◆ Set task
Reproduce the listing exactly and skip over any pictures.

◆ Task inputs
/---

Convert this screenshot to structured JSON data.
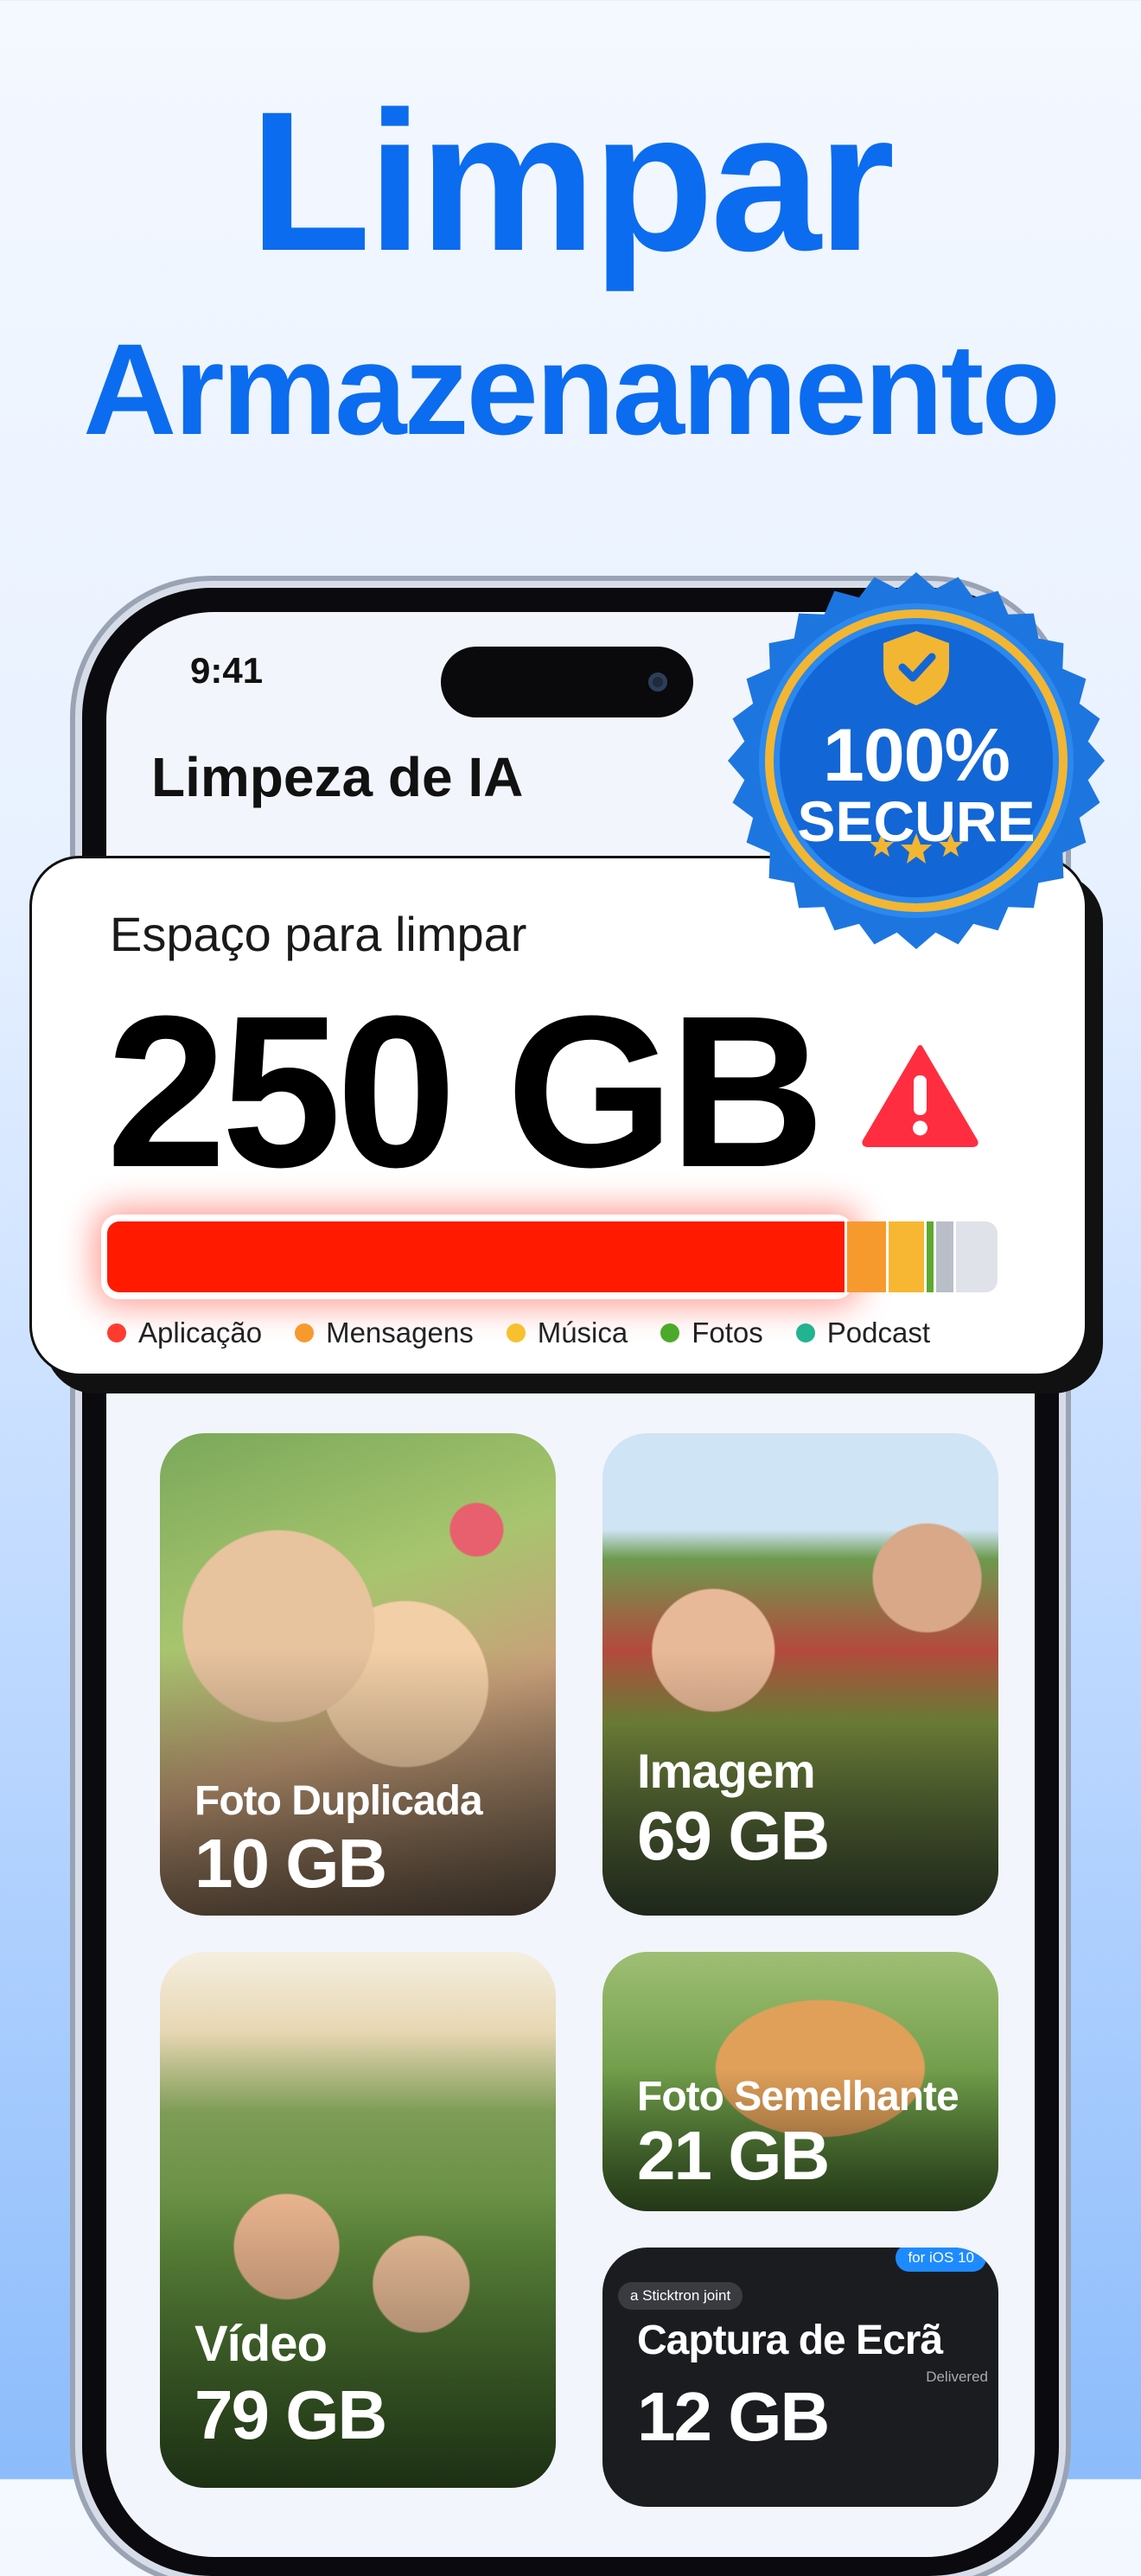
{
  "headline": {
    "line1": "Limpar",
    "line2": "Armazenamento"
  },
  "status_bar": {
    "time": "9:41"
  },
  "app": {
    "title": "Limpeza de IA"
  },
  "badge": {
    "percent": "100%",
    "label": "SECURE"
  },
  "storage": {
    "label": "Espaço para limpar",
    "value": "250 GB",
    "segments": [
      {
        "color": "#ff1a00",
        "fraction": 0.84
      },
      {
        "color": "#f79a2e",
        "fraction": 0.045
      },
      {
        "color": "#f7b733",
        "fraction": 0.04
      },
      {
        "color": "#5daa2f",
        "fraction": 0.008
      },
      {
        "color": "#b9bec8",
        "fraction": 0.02
      },
      {
        "color": "#dfe2e8",
        "fraction": 0.047
      }
    ],
    "legend": [
      {
        "label": "Aplicação",
        "color": "#ff3b30"
      },
      {
        "label": "Mensagens",
        "color": "#f79a2e"
      },
      {
        "label": "Música",
        "color": "#f7c02e"
      },
      {
        "label": "Fotos",
        "color": "#4caa2a"
      },
      {
        "label": "Podcast",
        "color": "#22b38f"
      }
    ]
  },
  "tiles": [
    {
      "label": "Foto Duplicada",
      "size": "10 GB"
    },
    {
      "label": "Imagem",
      "size": "69 GB"
    },
    {
      "label": "Vídeo",
      "size": "79 GB"
    },
    {
      "label": "Foto Semelhante",
      "size": "21 GB"
    },
    {
      "label": "Captura de Ecrã",
      "size": "12 GB",
      "chips": {
        "top": "for iOS 10",
        "left": "a Sticktron joint",
        "status": "Delivered"
      }
    }
  ]
}
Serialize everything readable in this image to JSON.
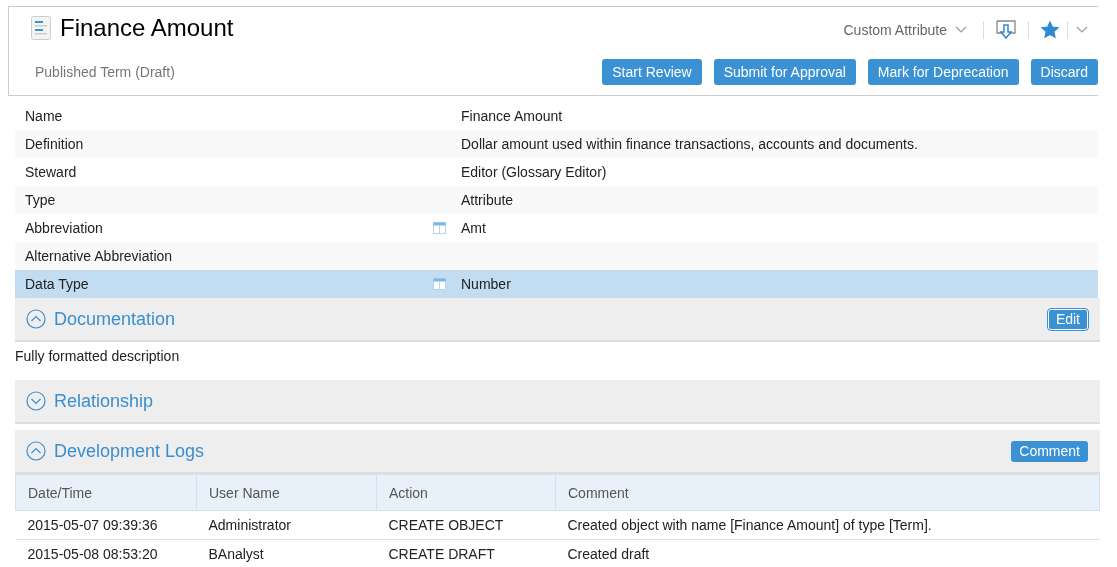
{
  "header": {
    "title": "Finance Amount",
    "subtitle": "Published Term (Draft)",
    "attribute_menu": "Custom Attribute",
    "favorite": true
  },
  "actions": [
    "Start Review",
    "Submit for Approval",
    "Mark for Deprecation",
    "Discard"
  ],
  "properties": [
    {
      "label": "Name",
      "value": "Finance Amount",
      "has_icon": false,
      "selected": false
    },
    {
      "label": "Definition",
      "value": "Dollar amount used within finance transactions, accounts and documents.",
      "has_icon": false,
      "selected": false
    },
    {
      "label": "Steward",
      "value": "Editor (Glossary Editor)",
      "has_icon": false,
      "selected": false
    },
    {
      "label": "Type",
      "value": "Attribute",
      "has_icon": false,
      "selected": false
    },
    {
      "label": "Abbreviation",
      "value": "Amt",
      "has_icon": true,
      "selected": false
    },
    {
      "label": "Alternative Abbreviation",
      "has_icon": false,
      "selected": false
    },
    {
      "label": "Data Type",
      "value": "Number",
      "has_icon": true,
      "selected": true
    }
  ],
  "sections": [
    {
      "title": "Documentation",
      "expanded": true,
      "button": "Edit",
      "body": "Fully formatted description"
    },
    {
      "title": "Relationship",
      "expanded": false
    },
    {
      "title": "Development Logs",
      "expanded": true,
      "button": "Comment",
      "table": {
        "columns": [
          "Date/Time",
          "User Name",
          "Action",
          "Comment"
        ],
        "rows": [
          [
            "2015-05-07 09:39:36",
            "Administrator",
            "CREATE OBJECT",
            "Created object with name [Finance Amount] of type [Term]."
          ],
          [
            "2015-05-08 08:53:20",
            "BAnalyst",
            "CREATE DRAFT",
            "Created draft"
          ]
        ]
      }
    }
  ]
}
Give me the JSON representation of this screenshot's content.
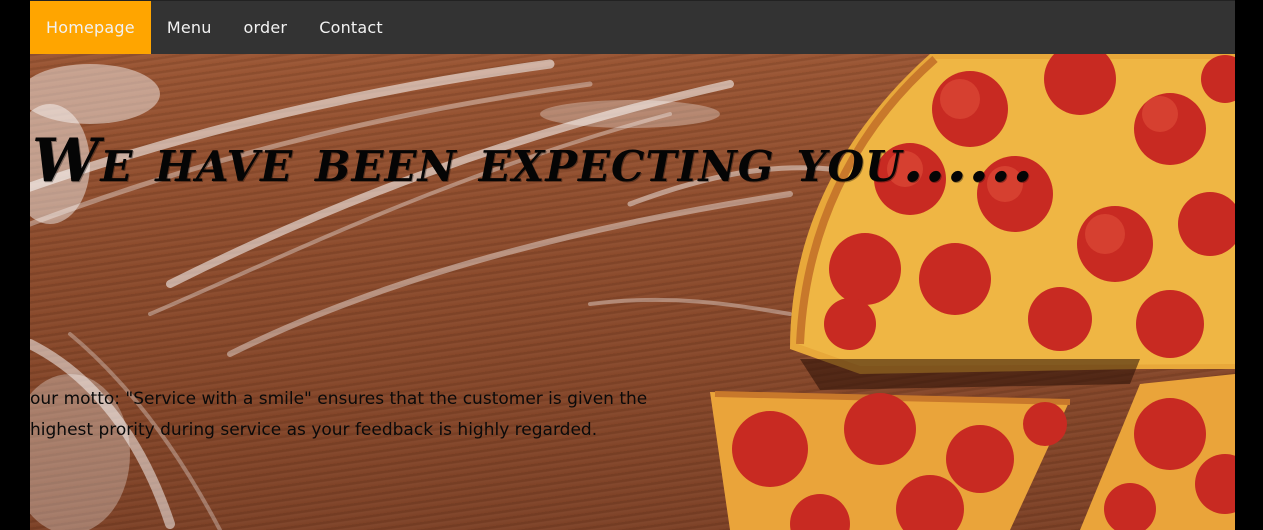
{
  "nav": {
    "items": [
      {
        "label": "Homepage",
        "active": true
      },
      {
        "label": "Menu",
        "active": false
      },
      {
        "label": "order",
        "active": false
      },
      {
        "label": "Contact",
        "active": false
      }
    ],
    "active_color": "#ffa500",
    "bar_color": "#333333"
  },
  "hero": {
    "headline": "We have been expecting you......",
    "motto": "our motto: \"Service with a smile\" ensures that the customer is given the highest prority during service as your feedback is highly regarded.",
    "background_image": "pizza-on-floured-wooden-table"
  }
}
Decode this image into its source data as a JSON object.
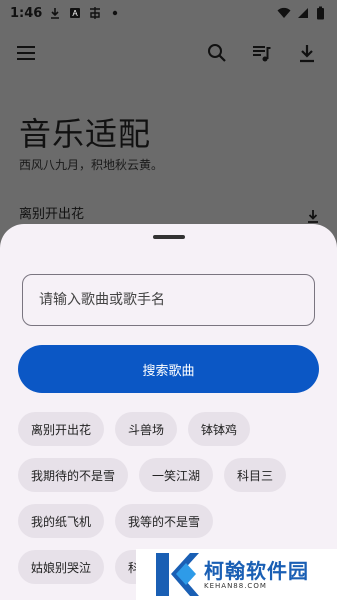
{
  "status_bar": {
    "time": "1:46",
    "icons_left": [
      "download-icon",
      "app-a-icon",
      "app-b-icon",
      "dot-icon"
    ],
    "icons_right": [
      "wifi-icon",
      "signal-icon",
      "battery-icon"
    ]
  },
  "app_bar": {
    "actions": [
      "search-icon",
      "queue-music-icon",
      "download-icon"
    ]
  },
  "page": {
    "title": "音乐适配",
    "subtitle": "西风八九月，积地秋云黄。",
    "first_song": "离别开出花"
  },
  "sheet": {
    "search_placeholder": "请输入歌曲或歌手名",
    "search_value": "",
    "search_button": "搜索歌曲",
    "chips": [
      [
        "离别开出花",
        "斗兽场",
        "钵钵鸡"
      ],
      [
        "我期待的不是雪",
        "一笑江湖",
        "科目三"
      ],
      [
        "我的纸飞机",
        "我等的不是雪"
      ],
      [
        "姑娘别哭泣",
        "科"
      ]
    ]
  },
  "watermark": {
    "name": "柯翰软件园",
    "domain": "KEHAN88.COM"
  },
  "colors": {
    "scrim": "#6b6b6b",
    "sheet": "#f6f1f7",
    "primary": "#0b57c5",
    "chip": "#e7e1e9",
    "watermark_blue": "#1a5fb4"
  }
}
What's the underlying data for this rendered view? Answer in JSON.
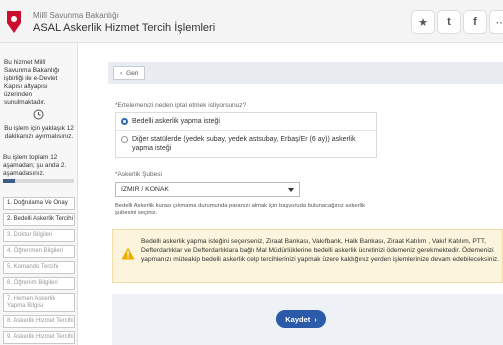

\---

◆ The response
Convert this screenshot to structured JSON data.
{
  "headline": {
    "line1": "Limpar",
    "line2": "Armazenamento"
  },
  "status_bar": {
    "time": "9:41"
  },
  "app": {
    "title": "Limpeza de IA"
  },
  "badge": {
    "percent": "100%",
    "label": "SECURE"
  },
  "storage": {
    "label": "Espaço para limpar",
    "value": "250 GB",
    "segments": [
      {
        "color": "#ff1a00",
        "fraction": 0.84
      },
      {
        "color": "#f79a2e",
        "fraction": 0.045
      },
      {
        "color": "#f7b733",
        "fraction": 0.04
      },
      {
        "color": "#5daa2f",
        "fraction": 0.008
      },
      {
        "color": "#b9bec8",
        "fraction": 0.02
      },
      {
        "color": "#dfe2e8",
        "fraction": 0.047
      }
    ],
    "legend": [
      {
        "label": "Aplicação",
        "color": "#ff3b30"
      },
      {
        "label": "Mensagens",
        "color": "#f79a2e"
      },
      {
        "label": "Música",
        "color": "#f7c02e"
      },
      {
        "label": "Fotos",
        "color": "#4caa2a"
      },
      {
        "label": "Podcast",
        "color": "#22b38f"
      }
    ]
  },
  "tiles": [
    {
      "label": "Foto Duplicada",
      "size": "10 GB"
    },
    {
      "label": "Imagem",
      "size": "69 GB"
    },
    {
      "label": "Vídeo",
      "size": "79 GB"
    },
    {
      "label": "Foto Semelhante",
      "size": "21 GB"
    },
    {
      "label": "Captura de Ecrã",
      "size": "12 GB",
      "chips": {
        "top": "for iOS 10",
        "left": "a Sticktron joint",
        "status": "Delivered"
      }
    }
  ]
}
Serialize everything readable in this image to JSON.
{
  "header": {
    "title": "Finance Amount",
    "subtitle": "Published Term (Draft)",
    "attribute_menu": "Custom Attribute",
    "favorite": true
  },
  "actions": [
    "Start Review",
    "Submit for Approval",
    "Mark for Deprecation",
    "Discard"
  ],
  "properties": [
    {
      "label": "Name",
      "value": "Finance Amount",
      "has_icon": false,
      "selected": false
    },
    {
      "label": "Definition",
      "value": "Dollar amount used within finance transactions, accounts and documents.",
      "has_icon": false,
      "selected": false
    },
    {
      "label": "Steward",
      "value": "Editor (Glossary Editor)",
      "has_icon": false,
      "selected": false
    },
    {
      "label": "Type",
      "value": "Attribute",
      "has_icon": false,
      "selected": false
    },
    {
      "label": "Abbreviation",
      "value": "Amt",
      "has_icon": true,
      "selected": false
    },
    {
      "label": "Alternative Abbreviation",
      "has_icon": false,
      "selected": false
    },
    {
      "label": "Data Type",
      "value": "Number",
      "has_icon": true,
      "selected": true
    }
  ],
  "sections": [
    {
      "title": "Documentation",
      "expanded": true,
      "button": "Edit",
      "body": "Fully formatted description"
    },
    {
      "title": "Relationship",
      "expanded": false
    },
    {
      "title": "Development Logs",
      "expanded": true,
      "button": "Comment",
      "table": {
        "columns": [
          "Date/Time",
          "User Name",
          "Action",
          "Comment"
        ],
        "rows": [
          [
            "2015-05-07 09:39:36",
            "Administrator",
            "CREATE OBJECT",
            "Created object with name [Finance Amount] of type [Term]."
          ],
          [
            "2015-05-08 08:53:20",
            "BAnalyst",
            "CREATE DRAFT",
            "Created draft"
          ]
        ]
      }
    }
  ]
}
Give me the JSON representation of this screenshot's content.
{
  "nav": {
    "items": [
      {
        "label": "Homepage",
        "active": true
      },
      {
        "label": "Menu",
        "active": false
      },
      {
        "label": "order",
        "active": false
      },
      {
        "label": "Contact",
        "active": false
      }
    ],
    "active_color": "#ffa500",
    "bar_color": "#333333"
  },
  "hero": {
    "headline": "We have been expecting you......",
    "motto": "our motto: \"Service with a smile\" ensures that the customer is given the highest prority during service as your feedback is highly regarded.",
    "background_image": "pizza-on-floured-wooden-table"
  }
}
Decode this image into its source data as a JSON object.
{
  "status_bar": {
    "time": "1:46",
    "icons_left": [
      "download-icon",
      "app-a-icon",
      "app-b-icon",
      "dot-icon"
    ],
    "icons_right": [
      "wifi-icon",
      "signal-icon",
      "battery-icon"
    ]
  },
  "app_bar": {
    "actions": [
      "search-icon",
      "queue-music-icon",
      "download-icon"
    ]
  },
  "page": {
    "title": "音乐适配",
    "subtitle": "西风八九月，积地秋云黄。",
    "first_song": "离别开出花"
  },
  "sheet": {
    "search_placeholder": "请输入歌曲或歌手名",
    "search_value": "",
    "search_button": "搜索歌曲",
    "chips": [
      [
        "离别开出花",
        "斗兽场",
        "钵钵鸡"
      ],
      [
        "我期待的不是雪",
        "一笑江湖",
        "科目三"
      ],
      [
        "我的纸飞机",
        "我等的不是雪"
      ],
      [
        "姑娘别哭泣",
        "科"
      ]
    ]
  },
  "watermark": {
    "name": "柯翰软件园",
    "domain": "KEHAN88.COM"
  },
  "colors": {
    "scrim": "#6b6b6b",
    "sheet": "#f6f1f7",
    "primary": "#0b57c5",
    "chip": "#e7e1e9",
    "watermark_blue": "#1a5fb4"
  }
}
What's the underlying data for this rendered view? Answer in JSON.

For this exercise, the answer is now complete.